Exercise goal
Filter the lines below, copying only those with the string "թիվը".
---------- Given data
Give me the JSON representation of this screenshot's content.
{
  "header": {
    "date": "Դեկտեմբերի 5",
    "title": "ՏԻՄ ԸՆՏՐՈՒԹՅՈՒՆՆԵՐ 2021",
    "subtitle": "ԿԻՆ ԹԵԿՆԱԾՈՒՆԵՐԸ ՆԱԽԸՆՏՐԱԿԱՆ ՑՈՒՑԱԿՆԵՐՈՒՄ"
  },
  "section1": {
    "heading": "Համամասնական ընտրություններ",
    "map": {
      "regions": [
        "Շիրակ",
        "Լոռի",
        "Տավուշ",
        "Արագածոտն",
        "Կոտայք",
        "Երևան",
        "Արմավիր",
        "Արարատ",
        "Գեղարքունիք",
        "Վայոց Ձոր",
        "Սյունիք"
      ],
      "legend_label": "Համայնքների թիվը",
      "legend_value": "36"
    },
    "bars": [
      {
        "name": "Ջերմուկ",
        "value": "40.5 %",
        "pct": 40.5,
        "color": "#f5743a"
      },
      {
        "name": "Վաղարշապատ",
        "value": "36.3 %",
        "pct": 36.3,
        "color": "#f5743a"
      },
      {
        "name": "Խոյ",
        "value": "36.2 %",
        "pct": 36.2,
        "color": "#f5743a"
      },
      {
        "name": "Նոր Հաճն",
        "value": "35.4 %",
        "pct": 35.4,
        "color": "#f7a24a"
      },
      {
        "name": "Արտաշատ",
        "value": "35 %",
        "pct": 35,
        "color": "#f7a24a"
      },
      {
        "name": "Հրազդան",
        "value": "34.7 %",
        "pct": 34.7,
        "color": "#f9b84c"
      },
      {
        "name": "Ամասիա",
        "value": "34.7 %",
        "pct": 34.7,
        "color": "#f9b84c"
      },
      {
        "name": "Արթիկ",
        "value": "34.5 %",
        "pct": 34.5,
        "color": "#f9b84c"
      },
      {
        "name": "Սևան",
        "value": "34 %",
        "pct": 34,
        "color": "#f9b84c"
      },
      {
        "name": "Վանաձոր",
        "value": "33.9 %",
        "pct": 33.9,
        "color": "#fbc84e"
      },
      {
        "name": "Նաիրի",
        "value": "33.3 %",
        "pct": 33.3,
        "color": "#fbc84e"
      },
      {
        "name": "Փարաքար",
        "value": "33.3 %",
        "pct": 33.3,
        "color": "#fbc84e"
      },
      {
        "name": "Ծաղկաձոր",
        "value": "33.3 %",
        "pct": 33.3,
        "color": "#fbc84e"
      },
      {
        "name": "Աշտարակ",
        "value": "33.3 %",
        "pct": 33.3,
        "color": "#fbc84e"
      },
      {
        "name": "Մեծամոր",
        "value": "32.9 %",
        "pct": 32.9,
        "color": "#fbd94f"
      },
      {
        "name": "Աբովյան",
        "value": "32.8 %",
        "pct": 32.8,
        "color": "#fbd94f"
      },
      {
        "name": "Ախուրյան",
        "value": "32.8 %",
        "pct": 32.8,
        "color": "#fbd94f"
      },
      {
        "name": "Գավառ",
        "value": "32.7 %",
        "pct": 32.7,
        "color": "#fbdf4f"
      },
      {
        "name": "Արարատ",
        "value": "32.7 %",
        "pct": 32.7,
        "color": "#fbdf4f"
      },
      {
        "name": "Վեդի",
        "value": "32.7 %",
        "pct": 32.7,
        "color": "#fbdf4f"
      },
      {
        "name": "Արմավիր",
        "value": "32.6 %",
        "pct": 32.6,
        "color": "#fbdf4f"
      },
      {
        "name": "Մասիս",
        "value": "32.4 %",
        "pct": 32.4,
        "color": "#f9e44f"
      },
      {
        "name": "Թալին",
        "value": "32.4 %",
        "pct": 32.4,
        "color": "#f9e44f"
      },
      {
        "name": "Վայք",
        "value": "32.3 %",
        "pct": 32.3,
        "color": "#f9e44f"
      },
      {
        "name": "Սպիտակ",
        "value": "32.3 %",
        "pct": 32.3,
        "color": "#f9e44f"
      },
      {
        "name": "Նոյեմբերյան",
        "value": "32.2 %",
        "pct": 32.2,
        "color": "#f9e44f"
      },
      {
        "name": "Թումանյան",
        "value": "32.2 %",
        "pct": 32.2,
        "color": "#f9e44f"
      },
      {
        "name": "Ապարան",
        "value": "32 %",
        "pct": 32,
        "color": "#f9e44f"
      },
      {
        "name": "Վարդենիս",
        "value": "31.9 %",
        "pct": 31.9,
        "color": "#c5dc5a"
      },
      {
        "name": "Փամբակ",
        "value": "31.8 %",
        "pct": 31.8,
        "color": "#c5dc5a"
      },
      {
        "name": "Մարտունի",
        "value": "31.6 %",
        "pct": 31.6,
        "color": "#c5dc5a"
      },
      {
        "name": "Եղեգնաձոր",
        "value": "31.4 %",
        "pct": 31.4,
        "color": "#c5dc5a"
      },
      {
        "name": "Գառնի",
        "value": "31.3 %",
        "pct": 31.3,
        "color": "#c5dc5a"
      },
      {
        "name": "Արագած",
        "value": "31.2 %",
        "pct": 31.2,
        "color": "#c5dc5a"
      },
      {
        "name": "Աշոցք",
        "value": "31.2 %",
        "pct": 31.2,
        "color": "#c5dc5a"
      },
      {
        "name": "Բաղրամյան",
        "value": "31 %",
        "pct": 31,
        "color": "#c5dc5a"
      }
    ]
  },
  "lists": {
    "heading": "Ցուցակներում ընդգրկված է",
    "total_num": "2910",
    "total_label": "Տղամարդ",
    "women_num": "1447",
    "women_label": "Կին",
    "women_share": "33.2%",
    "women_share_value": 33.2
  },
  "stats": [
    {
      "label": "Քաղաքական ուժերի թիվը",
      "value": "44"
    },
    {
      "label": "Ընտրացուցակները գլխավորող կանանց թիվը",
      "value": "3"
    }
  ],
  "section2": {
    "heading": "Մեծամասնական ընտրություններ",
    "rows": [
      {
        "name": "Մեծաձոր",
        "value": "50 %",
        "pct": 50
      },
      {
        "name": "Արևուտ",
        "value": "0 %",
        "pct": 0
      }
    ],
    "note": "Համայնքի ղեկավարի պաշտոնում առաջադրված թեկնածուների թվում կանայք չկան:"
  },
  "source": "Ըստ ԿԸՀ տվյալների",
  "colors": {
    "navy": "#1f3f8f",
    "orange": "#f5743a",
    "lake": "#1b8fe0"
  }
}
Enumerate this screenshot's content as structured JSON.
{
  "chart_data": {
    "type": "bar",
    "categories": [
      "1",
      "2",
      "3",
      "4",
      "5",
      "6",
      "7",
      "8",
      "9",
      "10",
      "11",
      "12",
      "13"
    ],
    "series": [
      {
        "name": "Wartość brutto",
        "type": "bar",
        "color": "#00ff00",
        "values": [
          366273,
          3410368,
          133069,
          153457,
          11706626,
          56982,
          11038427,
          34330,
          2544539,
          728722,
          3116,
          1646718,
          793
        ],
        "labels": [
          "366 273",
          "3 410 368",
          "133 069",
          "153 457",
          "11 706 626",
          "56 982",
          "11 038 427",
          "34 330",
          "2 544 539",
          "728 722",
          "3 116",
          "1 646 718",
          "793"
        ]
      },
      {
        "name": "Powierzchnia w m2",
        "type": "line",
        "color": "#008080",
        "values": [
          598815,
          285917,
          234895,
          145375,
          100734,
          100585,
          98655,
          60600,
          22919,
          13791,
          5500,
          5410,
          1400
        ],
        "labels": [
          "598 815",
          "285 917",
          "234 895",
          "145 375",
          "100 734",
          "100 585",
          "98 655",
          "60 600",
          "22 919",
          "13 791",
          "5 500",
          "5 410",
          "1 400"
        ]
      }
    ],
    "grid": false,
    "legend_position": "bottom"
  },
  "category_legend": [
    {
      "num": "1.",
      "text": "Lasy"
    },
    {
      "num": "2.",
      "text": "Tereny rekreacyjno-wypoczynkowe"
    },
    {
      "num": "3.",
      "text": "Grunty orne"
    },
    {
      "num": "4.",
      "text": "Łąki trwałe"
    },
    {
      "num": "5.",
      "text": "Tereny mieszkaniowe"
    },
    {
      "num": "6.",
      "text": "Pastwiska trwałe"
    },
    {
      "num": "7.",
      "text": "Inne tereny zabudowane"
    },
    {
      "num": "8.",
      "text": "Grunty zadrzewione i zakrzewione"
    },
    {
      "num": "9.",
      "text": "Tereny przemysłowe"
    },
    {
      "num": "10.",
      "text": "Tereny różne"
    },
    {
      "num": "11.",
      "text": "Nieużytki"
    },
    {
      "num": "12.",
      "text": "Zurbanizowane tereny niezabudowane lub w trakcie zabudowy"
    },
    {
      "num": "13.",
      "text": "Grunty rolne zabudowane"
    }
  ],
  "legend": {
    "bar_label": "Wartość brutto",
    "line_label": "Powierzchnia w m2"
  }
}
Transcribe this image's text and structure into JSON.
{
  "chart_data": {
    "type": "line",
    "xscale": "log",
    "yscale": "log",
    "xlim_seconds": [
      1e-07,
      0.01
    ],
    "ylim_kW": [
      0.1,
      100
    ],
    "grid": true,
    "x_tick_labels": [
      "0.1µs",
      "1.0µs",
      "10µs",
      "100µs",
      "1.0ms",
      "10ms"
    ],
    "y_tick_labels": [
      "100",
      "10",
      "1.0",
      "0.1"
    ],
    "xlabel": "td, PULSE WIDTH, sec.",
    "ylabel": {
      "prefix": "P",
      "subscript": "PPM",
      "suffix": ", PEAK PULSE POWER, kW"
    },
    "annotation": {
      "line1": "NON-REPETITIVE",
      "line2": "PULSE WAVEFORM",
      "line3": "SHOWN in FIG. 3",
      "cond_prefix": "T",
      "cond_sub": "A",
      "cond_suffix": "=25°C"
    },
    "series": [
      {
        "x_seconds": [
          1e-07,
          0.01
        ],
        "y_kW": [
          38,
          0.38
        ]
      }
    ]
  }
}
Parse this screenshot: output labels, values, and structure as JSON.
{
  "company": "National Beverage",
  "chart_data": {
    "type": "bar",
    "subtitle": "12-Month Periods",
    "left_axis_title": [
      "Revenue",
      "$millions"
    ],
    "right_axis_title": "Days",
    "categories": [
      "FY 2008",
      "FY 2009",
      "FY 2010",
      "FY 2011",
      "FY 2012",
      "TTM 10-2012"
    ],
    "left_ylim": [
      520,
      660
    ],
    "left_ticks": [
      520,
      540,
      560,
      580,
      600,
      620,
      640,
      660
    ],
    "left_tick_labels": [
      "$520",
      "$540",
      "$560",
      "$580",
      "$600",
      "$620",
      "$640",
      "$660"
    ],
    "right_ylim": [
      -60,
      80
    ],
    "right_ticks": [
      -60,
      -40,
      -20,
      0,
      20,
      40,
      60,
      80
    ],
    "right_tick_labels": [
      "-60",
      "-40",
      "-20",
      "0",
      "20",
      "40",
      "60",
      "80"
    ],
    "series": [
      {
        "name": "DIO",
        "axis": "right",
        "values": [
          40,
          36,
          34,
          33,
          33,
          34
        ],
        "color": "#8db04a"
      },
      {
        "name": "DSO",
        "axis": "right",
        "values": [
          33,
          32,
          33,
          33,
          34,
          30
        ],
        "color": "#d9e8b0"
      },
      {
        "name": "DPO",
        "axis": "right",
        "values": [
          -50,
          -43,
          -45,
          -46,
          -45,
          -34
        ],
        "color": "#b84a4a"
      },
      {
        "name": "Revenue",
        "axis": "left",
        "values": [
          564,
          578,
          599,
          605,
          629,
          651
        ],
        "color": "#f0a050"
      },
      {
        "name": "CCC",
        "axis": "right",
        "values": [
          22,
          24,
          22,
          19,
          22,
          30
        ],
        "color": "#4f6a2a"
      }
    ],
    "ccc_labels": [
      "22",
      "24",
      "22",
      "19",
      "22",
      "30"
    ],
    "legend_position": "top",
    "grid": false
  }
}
--------------------
Task answer
      "legend_label": "Համայնքների թիվը",
      "label": "Քաղաքական ուժերի թիվը",
      "label": "Ընտրացուցակները գլխավորող կանանց թիվը",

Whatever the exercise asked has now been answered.